What you need to do> Transcribe the material in full, exactly as written.

Recorded data>
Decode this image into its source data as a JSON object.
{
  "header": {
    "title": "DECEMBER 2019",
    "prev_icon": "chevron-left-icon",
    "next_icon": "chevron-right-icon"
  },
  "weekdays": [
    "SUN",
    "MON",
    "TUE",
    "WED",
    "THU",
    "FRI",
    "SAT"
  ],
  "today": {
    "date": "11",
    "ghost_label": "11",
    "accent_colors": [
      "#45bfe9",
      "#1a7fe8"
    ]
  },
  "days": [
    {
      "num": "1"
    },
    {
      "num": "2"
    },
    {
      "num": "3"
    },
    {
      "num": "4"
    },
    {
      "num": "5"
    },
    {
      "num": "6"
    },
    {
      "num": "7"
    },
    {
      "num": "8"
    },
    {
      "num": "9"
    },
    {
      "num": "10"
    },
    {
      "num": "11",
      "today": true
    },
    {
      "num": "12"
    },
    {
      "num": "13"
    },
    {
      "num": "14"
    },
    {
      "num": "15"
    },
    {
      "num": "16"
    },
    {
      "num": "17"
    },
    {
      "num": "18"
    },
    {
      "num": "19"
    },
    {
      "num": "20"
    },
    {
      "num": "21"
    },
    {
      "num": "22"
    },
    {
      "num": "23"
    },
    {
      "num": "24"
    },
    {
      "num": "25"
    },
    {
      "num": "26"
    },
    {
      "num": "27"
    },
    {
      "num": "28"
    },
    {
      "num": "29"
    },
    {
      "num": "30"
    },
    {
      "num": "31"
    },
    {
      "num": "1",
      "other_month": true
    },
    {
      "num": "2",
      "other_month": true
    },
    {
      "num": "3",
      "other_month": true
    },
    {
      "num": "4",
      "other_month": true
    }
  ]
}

Answer to the exercise>
Decode this image into its source data as a JSON object.
{
  "header": {
    "title": "DECEMBER 2019",
    "prev_icon": "chevron-left-icon",
    "next_icon": "chevron-right-icon"
  },
  "weekdays": [
    "SUN",
    "MON",
    "TUE",
    "WED",
    "THU",
    "FRI",
    "SAT"
  ],
  "today": {
    "date": "11",
    "ghost_label": "11",
    "accent_colors": [
      "#45bfe9",
      "#1a7fe8"
    ]
  },
  "days": [
    {
      "num": "1"
    },
    {
      "num": "2"
    },
    {
      "num": "3"
    },
    {
      "num": "4"
    },
    {
      "num": "5"
    },
    {
      "num": "6"
    },
    {
      "num": "7"
    },
    {
      "num": "8"
    },
    {
      "num": "9"
    },
    {
      "num": "10"
    },
    {
      "num": "11",
      "today": true
    },
    {
      "num": "12"
    },
    {
      "num": "13"
    },
    {
      "num": "14"
    },
    {
      "num": "15"
    },
    {
      "num": "16"
    },
    {
      "num": "17"
    },
    {
      "num": "18"
    },
    {
      "num": "19"
    },
    {
      "num": "20"
    },
    {
      "num": "21"
    },
    {
      "num": "22"
    },
    {
      "num": "23"
    },
    {
      "num": "24"
    },
    {
      "num": "25"
    },
    {
      "num": "26"
    },
    {
      "num": "27"
    },
    {
      "num": "28"
    },
    {
      "num": "29"
    },
    {
      "num": "30"
    },
    {
      "num": "31"
    },
    {
      "num": "1",
      "other_month": true
    },
    {
      "num": "2",
      "other_month": true
    },
    {
      "num": "3",
      "other_month": true
    },
    {
      "num": "4",
      "other_month": true
    }
  ]
}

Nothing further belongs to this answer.